Exercise aim:
Copy out each line exactly; pictures stay out of the copy.

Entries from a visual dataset
* * *

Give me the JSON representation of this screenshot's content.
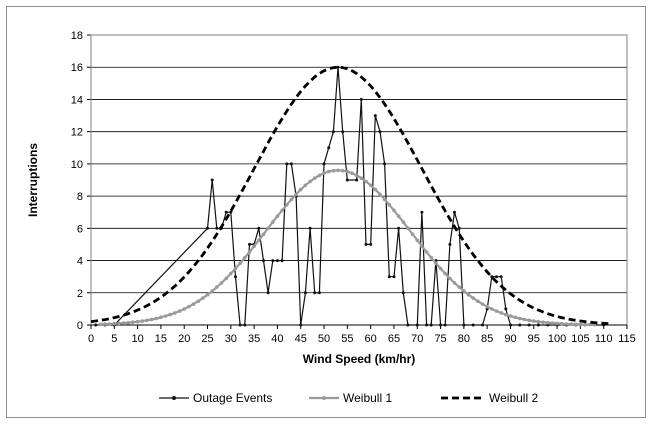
{
  "chart_data": {
    "type": "line",
    "title": "",
    "xlabel": "Wind Speed (km/hr)",
    "ylabel": "Interruptions",
    "xlim": [
      0,
      115
    ],
    "ylim": [
      0,
      18
    ],
    "x_ticks": [
      0,
      5,
      10,
      15,
      20,
      25,
      30,
      35,
      40,
      45,
      50,
      55,
      60,
      65,
      70,
      75,
      80,
      85,
      90,
      95,
      100,
      105,
      110,
      115
    ],
    "y_ticks": [
      0,
      2,
      4,
      6,
      8,
      10,
      12,
      14,
      16,
      18
    ],
    "grid": "horizontal",
    "legend_position": "bottom",
    "series": [
      {
        "name": "Outage Events",
        "color": "#111111",
        "style": "solid-markers",
        "points": [
          [
            1,
            0
          ],
          [
            3,
            0
          ],
          [
            5,
            0
          ],
          [
            25,
            6
          ],
          [
            26,
            9
          ],
          [
            27,
            6
          ],
          [
            28,
            6
          ],
          [
            29,
            7
          ],
          [
            30,
            7
          ],
          [
            31,
            3
          ],
          [
            32,
            0
          ],
          [
            33,
            0
          ],
          [
            34,
            5
          ],
          [
            35,
            5
          ],
          [
            36,
            6
          ],
          [
            37,
            4
          ],
          [
            38,
            2
          ],
          [
            39,
            4
          ],
          [
            40,
            4
          ],
          [
            41,
            4
          ],
          [
            42,
            10
          ],
          [
            43,
            10
          ],
          [
            44,
            8
          ],
          [
            45,
            0
          ],
          [
            46,
            2
          ],
          [
            47,
            6
          ],
          [
            48,
            2
          ],
          [
            49,
            2
          ],
          [
            50,
            10
          ],
          [
            51,
            11
          ],
          [
            52,
            12
          ],
          [
            53,
            16
          ],
          [
            54,
            12
          ],
          [
            55,
            9
          ],
          [
            57,
            9
          ],
          [
            58,
            14
          ],
          [
            59,
            5
          ],
          [
            60,
            5
          ],
          [
            61,
            13
          ],
          [
            62,
            12
          ],
          [
            63,
            10
          ],
          [
            64,
            3
          ],
          [
            65,
            3
          ],
          [
            66,
            6
          ],
          [
            67,
            2
          ],
          [
            68,
            0
          ],
          [
            70,
            0
          ],
          [
            71,
            7
          ],
          [
            72,
            0
          ],
          [
            73,
            0
          ],
          [
            74,
            4
          ],
          [
            75,
            0
          ],
          [
            76,
            0
          ],
          [
            77,
            5
          ],
          [
            78,
            7
          ],
          [
            79,
            6
          ],
          [
            80,
            0
          ],
          [
            82,
            0
          ],
          [
            84,
            0
          ],
          [
            85,
            1
          ],
          [
            86,
            3
          ],
          [
            87,
            3
          ],
          [
            88,
            3
          ],
          [
            89,
            1
          ],
          [
            90,
            0
          ],
          [
            92,
            0
          ],
          [
            94,
            0
          ],
          [
            96,
            0
          ],
          [
            98,
            0
          ],
          [
            100,
            0
          ],
          [
            102,
            0
          ],
          [
            104,
            0
          ],
          [
            106,
            0
          ],
          [
            108,
            0
          ],
          [
            110,
            0
          ]
        ]
      },
      {
        "name": "Weibull 1",
        "color": "#9a9a9a",
        "style": "solid-markers",
        "gauss": {
          "peak": 9.6,
          "center": 53,
          "sigma": 15.5,
          "start": 2,
          "end": 108,
          "step": 1
        }
      },
      {
        "name": "Weibull 2",
        "color": "#000000",
        "style": "dashed",
        "gauss": {
          "peak": 16,
          "center": 53,
          "sigma": 18,
          "start": 0,
          "end": 111,
          "step": 1
        }
      }
    ]
  }
}
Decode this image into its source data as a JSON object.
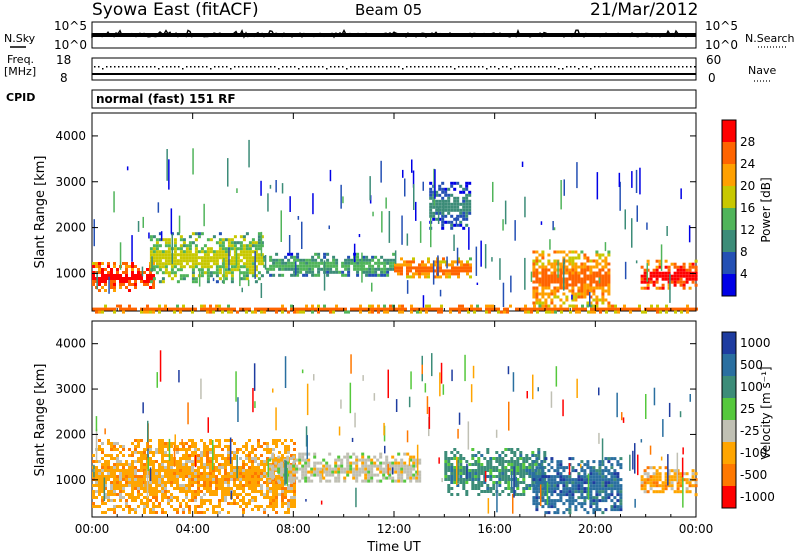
{
  "header": {
    "station": "Syowa East (fitACF)",
    "beam": "Beam 05",
    "date": "21/Mar/2012"
  },
  "top_panels": {
    "nsky_label": "N.Sky",
    "nsearch_label": "N.Search",
    "nsky_ticks": [
      "10^5",
      "10^0"
    ],
    "nsearch_ticks": [
      "10^5",
      "10^0"
    ],
    "freq_label_line1": "Freq.",
    "freq_label_line2": "[MHz]",
    "freq_ticks": [
      "18",
      "8"
    ],
    "nave_label": "Nave",
    "nave_ticks": [
      "60",
      "0"
    ],
    "cpid_label": "CPID",
    "cpid_text": "normal (fast) 151 RF"
  },
  "chart_data": [
    {
      "type": "heatmap",
      "name": "power",
      "title": "",
      "xlabel": "",
      "ylabel": "Slant Range [km]",
      "xlim": [
        "00:00",
        "24:00"
      ],
      "ylim": [
        180,
        4500
      ],
      "yticks": [
        "1000",
        "2000",
        "3000",
        "4000"
      ],
      "colorbar_label": "Power [dB]",
      "colorbar_ticks": [
        "4",
        "8",
        "12",
        "16",
        "20",
        "24",
        "28"
      ],
      "colors": [
        "#0000e6",
        "#2450b4",
        "#3c8c78",
        "#50b45a",
        "#c8c800",
        "#ffa000",
        "#ff6400",
        "#ff0000"
      ],
      "echo_regions": [
        {
          "t_start": 0.0,
          "t_end": 2.4,
          "r_min": 650,
          "r_max": 1250,
          "level": 7,
          "note": "strong"
        },
        {
          "t_start": 0.0,
          "t_end": 24.0,
          "r_min": 180,
          "r_max": 320,
          "level": 6
        },
        {
          "t_start": 2.3,
          "t_end": 6.8,
          "r_min": 800,
          "r_max": 1900,
          "level": 4
        },
        {
          "t_start": 6.8,
          "t_end": 12.0,
          "r_min": 950,
          "r_max": 1450,
          "level": 3
        },
        {
          "t_start": 12.0,
          "t_end": 15.0,
          "r_min": 900,
          "r_max": 1350,
          "level": 6
        },
        {
          "t_start": 13.4,
          "t_end": 15.0,
          "r_min": 2000,
          "r_max": 3000,
          "level": 2
        },
        {
          "t_start": 17.5,
          "t_end": 20.5,
          "r_min": 300,
          "r_max": 1500,
          "level": 6
        },
        {
          "t_start": 21.8,
          "t_end": 24.0,
          "r_min": 650,
          "r_max": 1300,
          "level": 7
        }
      ]
    },
    {
      "type": "heatmap",
      "name": "velocity",
      "title": "",
      "xlabel": "Time UT",
      "ylabel": "Slant Range [km]",
      "xlim": [
        "00:00",
        "24:00"
      ],
      "xticks": [
        "00:00",
        "04:00",
        "08:00",
        "12:00",
        "16:00",
        "20:00",
        "00:00"
      ],
      "ylim": [
        180,
        4500
      ],
      "yticks": [
        "1000",
        "2000",
        "3000",
        "4000"
      ],
      "colorbar_label": "Velocity [m s⁻¹]",
      "colorbar_ticks": [
        "1000",
        "500",
        "100",
        "25",
        "-25",
        "-100",
        "-500",
        "-1000"
      ],
      "colors": [
        "#1e3ca0",
        "#2a6fa0",
        "#3c8c78",
        "#55c83c",
        "#c0c0b4",
        "#ffa500",
        "#ff7800",
        "#ff0000"
      ],
      "echo_regions": [
        {
          "t_start": 0.0,
          "t_end": 8.0,
          "r_min": 300,
          "r_max": 1900,
          "velocity": "-100"
        },
        {
          "t_start": 7.0,
          "t_end": 13.0,
          "r_min": 950,
          "r_max": 1600,
          "velocity": "-25..25"
        },
        {
          "t_start": 14.0,
          "t_end": 18.0,
          "r_min": 700,
          "r_max": 1700,
          "velocity": "100"
        },
        {
          "t_start": 17.5,
          "t_end": 21.0,
          "r_min": 300,
          "r_max": 1500,
          "velocity": "500"
        },
        {
          "t_start": 21.8,
          "t_end": 24.0,
          "r_min": 700,
          "r_max": 1300,
          "velocity": "-100"
        }
      ]
    }
  ]
}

* * *

Worked solution:
Give me the JSON representation of this screenshot's content.
{
  "chart_data": {
    "type": "line",
    "title": "",
    "xlabel": "Wind Speed (km/hr)",
    "ylabel": "Interruptions",
    "xlim": [
      0,
      115
    ],
    "ylim": [
      0,
      18
    ],
    "x_ticks": [
      0,
      5,
      10,
      15,
      20,
      25,
      30,
      35,
      40,
      45,
      50,
      55,
      60,
      65,
      70,
      75,
      80,
      85,
      90,
      95,
      100,
      105,
      110,
      115
    ],
    "y_ticks": [
      0,
      2,
      4,
      6,
      8,
      10,
      12,
      14,
      16,
      18
    ],
    "grid": "horizontal",
    "legend_position": "bottom",
    "series": [
      {
        "name": "Outage Events",
        "color": "#111111",
        "style": "solid-markers",
        "points": [
          [
            1,
            0
          ],
          [
            3,
            0
          ],
          [
            5,
            0
          ],
          [
            25,
            6
          ],
          [
            26,
            9
          ],
          [
            27,
            6
          ],
          [
            28,
            6
          ],
          [
            29,
            7
          ],
          [
            30,
            7
          ],
          [
            31,
            3
          ],
          [
            32,
            0
          ],
          [
            33,
            0
          ],
          [
            34,
            5
          ],
          [
            35,
            5
          ],
          [
            36,
            6
          ],
          [
            37,
            4
          ],
          [
            38,
            2
          ],
          [
            39,
            4
          ],
          [
            40,
            4
          ],
          [
            41,
            4
          ],
          [
            42,
            10
          ],
          [
            43,
            10
          ],
          [
            44,
            8
          ],
          [
            45,
            0
          ],
          [
            46,
            2
          ],
          [
            47,
            6
          ],
          [
            48,
            2
          ],
          [
            49,
            2
          ],
          [
            50,
            10
          ],
          [
            51,
            11
          ],
          [
            52,
            12
          ],
          [
            53,
            16
          ],
          [
            54,
            12
          ],
          [
            55,
            9
          ],
          [
            57,
            9
          ],
          [
            58,
            14
          ],
          [
            59,
            5
          ],
          [
            60,
            5
          ],
          [
            61,
            13
          ],
          [
            62,
            12
          ],
          [
            63,
            10
          ],
          [
            64,
            3
          ],
          [
            65,
            3
          ],
          [
            66,
            6
          ],
          [
            67,
            2
          ],
          [
            68,
            0
          ],
          [
            70,
            0
          ],
          [
            71,
            7
          ],
          [
            72,
            0
          ],
          [
            73,
            0
          ],
          [
            74,
            4
          ],
          [
            75,
            0
          ],
          [
            76,
            0
          ],
          [
            77,
            5
          ],
          [
            78,
            7
          ],
          [
            79,
            6
          ],
          [
            80,
            0
          ],
          [
            82,
            0
          ],
          [
            84,
            0
          ],
          [
            85,
            1
          ],
          [
            86,
            3
          ],
          [
            87,
            3
          ],
          [
            88,
            3
          ],
          [
            89,
            1
          ],
          [
            90,
            0
          ],
          [
            92,
            0
          ],
          [
            94,
            0
          ],
          [
            96,
            0
          ],
          [
            98,
            0
          ],
          [
            100,
            0
          ],
          [
            102,
            0
          ],
          [
            104,
            0
          ],
          [
            106,
            0
          ],
          [
            108,
            0
          ],
          [
            110,
            0
          ]
        ]
      },
      {
        "name": "Weibull 1",
        "color": "#9a9a9a",
        "style": "solid-markers",
        "gauss": {
          "peak": 9.6,
          "center": 53,
          "sigma": 15.5,
          "start": 2,
          "end": 108,
          "step": 1
        }
      },
      {
        "name": "Weibull 2",
        "color": "#000000",
        "style": "dashed",
        "gauss": {
          "peak": 16,
          "center": 53,
          "sigma": 18,
          "start": 0,
          "end": 111,
          "step": 1
        }
      }
    ]
  }
}
Decode this image into its source data as a JSON object.
{
  "header": {
    "station": "Syowa East (fitACF)",
    "beam": "Beam 05",
    "date": "21/Mar/2012"
  },
  "top_panels": {
    "nsky_label": "N.Sky",
    "nsearch_label": "N.Search",
    "nsky_ticks": [
      "10^5",
      "10^0"
    ],
    "nsearch_ticks": [
      "10^5",
      "10^0"
    ],
    "freq_label_line1": "Freq.",
    "freq_label_line2": "[MHz]",
    "freq_ticks": [
      "18",
      "8"
    ],
    "nave_label": "Nave",
    "nave_ticks": [
      "60",
      "0"
    ],
    "cpid_label": "CPID",
    "cpid_text": "normal (fast) 151 RF"
  },
  "chart_data": [
    {
      "type": "heatmap",
      "name": "power",
      "title": "",
      "xlabel": "",
      "ylabel": "Slant Range [km]",
      "xlim": [
        "00:00",
        "24:00"
      ],
      "ylim": [
        180,
        4500
      ],
      "yticks": [
        "1000",
        "2000",
        "3000",
        "4000"
      ],
      "colorbar_label": "Power [dB]",
      "colorbar_ticks": [
        "4",
        "8",
        "12",
        "16",
        "20",
        "24",
        "28"
      ],
      "colors": [
        "#0000e6",
        "#2450b4",
        "#3c8c78",
        "#50b45a",
        "#c8c800",
        "#ffa000",
        "#ff6400",
        "#ff0000"
      ],
      "echo_regions": [
        {
          "t_start": 0.0,
          "t_end": 2.4,
          "r_min": 650,
          "r_max": 1250,
          "level": 7,
          "note": "strong"
        },
        {
          "t_start": 0.0,
          "t_end": 24.0,
          "r_min": 180,
          "r_max": 320,
          "level": 6
        },
        {
          "t_start": 2.3,
          "t_end": 6.8,
          "r_min": 800,
          "r_max": 1900,
          "level": 4
        },
        {
          "t_start": 6.8,
          "t_end": 12.0,
          "r_min": 950,
          "r_max": 1450,
          "level": 3
        },
        {
          "t_start": 12.0,
          "t_end": 15.0,
          "r_min": 900,
          "r_max": 1350,
          "level": 6
        },
        {
          "t_start": 13.4,
          "t_end": 15.0,
          "r_min": 2000,
          "r_max": 3000,
          "level": 2
        },
        {
          "t_start": 17.5,
          "t_end": 20.5,
          "r_min": 300,
          "r_max": 1500,
          "level": 6
        },
        {
          "t_start": 21.8,
          "t_end": 24.0,
          "r_min": 650,
          "r_max": 1300,
          "level": 7
        }
      ]
    },
    {
      "type": "heatmap",
      "name": "velocity",
      "title": "",
      "xlabel": "Time UT",
      "ylabel": "Slant Range [km]",
      "xlim": [
        "00:00",
        "24:00"
      ],
      "xticks": [
        "00:00",
        "04:00",
        "08:00",
        "12:00",
        "16:00",
        "20:00",
        "00:00"
      ],
      "ylim": [
        180,
        4500
      ],
      "yticks": [
        "1000",
        "2000",
        "3000",
        "4000"
      ],
      "colorbar_label": "Velocity [m s⁻¹]",
      "colorbar_ticks": [
        "1000",
        "500",
        "100",
        "25",
        "-25",
        "-100",
        "-500",
        "-1000"
      ],
      "colors": [
        "#1e3ca0",
        "#2a6fa0",
        "#3c8c78",
        "#55c83c",
        "#c0c0b4",
        "#ffa500",
        "#ff7800",
        "#ff0000"
      ],
      "echo_regions": [
        {
          "t_start": 0.0,
          "t_end": 8.0,
          "r_min": 300,
          "r_max": 1900,
          "velocity": "-100"
        },
        {
          "t_start": 7.0,
          "t_end": 13.0,
          "r_min": 950,
          "r_max": 1600,
          "velocity": "-25..25"
        },
        {
          "t_start": 14.0,
          "t_end": 18.0,
          "r_min": 700,
          "r_max": 1700,
          "velocity": "100"
        },
        {
          "t_start": 17.5,
          "t_end": 21.0,
          "r_min": 300,
          "r_max": 1500,
          "velocity": "500"
        },
        {
          "t_start": 21.8,
          "t_end": 24.0,
          "r_min": 700,
          "r_max": 1300,
          "velocity": "-100"
        }
      ]
    }
  ]
}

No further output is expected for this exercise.